What the exercise asks.
Repeat every record below exactly, but leave out any pictures.

Data items.
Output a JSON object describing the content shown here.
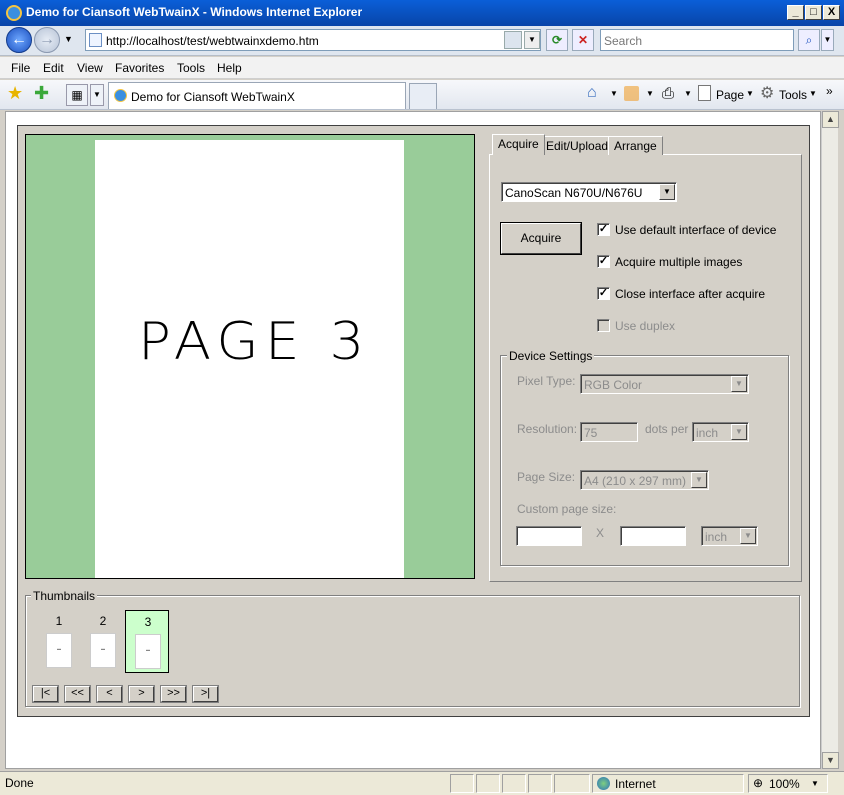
{
  "window": {
    "title": "Demo for Ciansoft WebTwainX - Windows Internet Explorer",
    "min_glyph": "_",
    "max_glyph": "□",
    "close_glyph": "X"
  },
  "address_bar": {
    "url": "http://localhost/test/webtwainxdemo.htm",
    "search_placeholder": "Search"
  },
  "menu": [
    "File",
    "Edit",
    "View",
    "Favorites",
    "Tools",
    "Help"
  ],
  "browser_tab": {
    "title": "Demo for Ciansoft WebTwainX"
  },
  "toolbar": {
    "page_label": "Page",
    "tools_label": "Tools"
  },
  "viewer": {
    "page_text": "PAGE 3"
  },
  "tabs": [
    "Acquire",
    "Edit/Upload",
    "Arrange"
  ],
  "acquire": {
    "device": "CanoScan N670U/N676U",
    "acquire_button": "Acquire",
    "options": [
      {
        "label": "Use default interface of device",
        "checked": true,
        "disabled": false
      },
      {
        "label": "Acquire multiple images",
        "checked": true,
        "disabled": false
      },
      {
        "label": "Close interface after acquire",
        "checked": true,
        "disabled": false
      },
      {
        "label": "Use duplex",
        "checked": false,
        "disabled": true
      }
    ]
  },
  "device_settings": {
    "legend": "Device Settings",
    "pixel_type_label": "Pixel Type:",
    "pixel_type_value": "RGB Color",
    "resolution_label": "Resolution:",
    "resolution_value": "75",
    "dots_per_label": "dots per",
    "resolution_unit": "inch",
    "page_size_label": "Page Size:",
    "page_size_value": "A4 (210 x 297 mm)",
    "custom_size_label": "Custom page size:",
    "custom_x": "X",
    "custom_unit": "inch"
  },
  "thumbnails": {
    "legend": "Thumbnails",
    "items": [
      {
        "num": "1",
        "selected": false
      },
      {
        "num": "2",
        "selected": false
      },
      {
        "num": "3",
        "selected": true
      }
    ],
    "nav": [
      "|<",
      "<<",
      "<",
      ">",
      ">>",
      ">|"
    ]
  },
  "status_bar": {
    "status": "Done",
    "zone": "Internet",
    "zoom": "100%"
  }
}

Correct answer.
Output a JSON object describing the content shown here.
{
  "window": {
    "title": "Demo for Ciansoft WebTwainX - Windows Internet Explorer",
    "min_glyph": "_",
    "max_glyph": "□",
    "close_glyph": "X"
  },
  "address_bar": {
    "url": "http://localhost/test/webtwainxdemo.htm",
    "search_placeholder": "Search"
  },
  "menu": [
    "File",
    "Edit",
    "View",
    "Favorites",
    "Tools",
    "Help"
  ],
  "browser_tab": {
    "title": "Demo for Ciansoft WebTwainX"
  },
  "toolbar": {
    "page_label": "Page",
    "tools_label": "Tools"
  },
  "viewer": {
    "page_text": "PAGE 3"
  },
  "tabs": [
    "Acquire",
    "Edit/Upload",
    "Arrange"
  ],
  "acquire": {
    "device": "CanoScan N670U/N676U",
    "acquire_button": "Acquire",
    "options": [
      {
        "label": "Use default interface of device",
        "checked": true,
        "disabled": false
      },
      {
        "label": "Acquire multiple images",
        "checked": true,
        "disabled": false
      },
      {
        "label": "Close interface after acquire",
        "checked": true,
        "disabled": false
      },
      {
        "label": "Use duplex",
        "checked": false,
        "disabled": true
      }
    ]
  },
  "device_settings": {
    "legend": "Device Settings",
    "pixel_type_label": "Pixel Type:",
    "pixel_type_value": "RGB Color",
    "resolution_label": "Resolution:",
    "resolution_value": "75",
    "dots_per_label": "dots per",
    "resolution_unit": "inch",
    "page_size_label": "Page Size:",
    "page_size_value": "A4 (210 x 297 mm)",
    "custom_size_label": "Custom page size:",
    "custom_x": "X",
    "custom_unit": "inch"
  },
  "thumbnails": {
    "legend": "Thumbnails",
    "items": [
      {
        "num": "1",
        "selected": false
      },
      {
        "num": "2",
        "selected": false
      },
      {
        "num": "3",
        "selected": true
      }
    ],
    "nav": [
      "|<",
      "<<",
      "<",
      ">",
      ">>",
      ">|"
    ]
  },
  "status_bar": {
    "status": "Done",
    "zone": "Internet",
    "zoom": "100%"
  }
}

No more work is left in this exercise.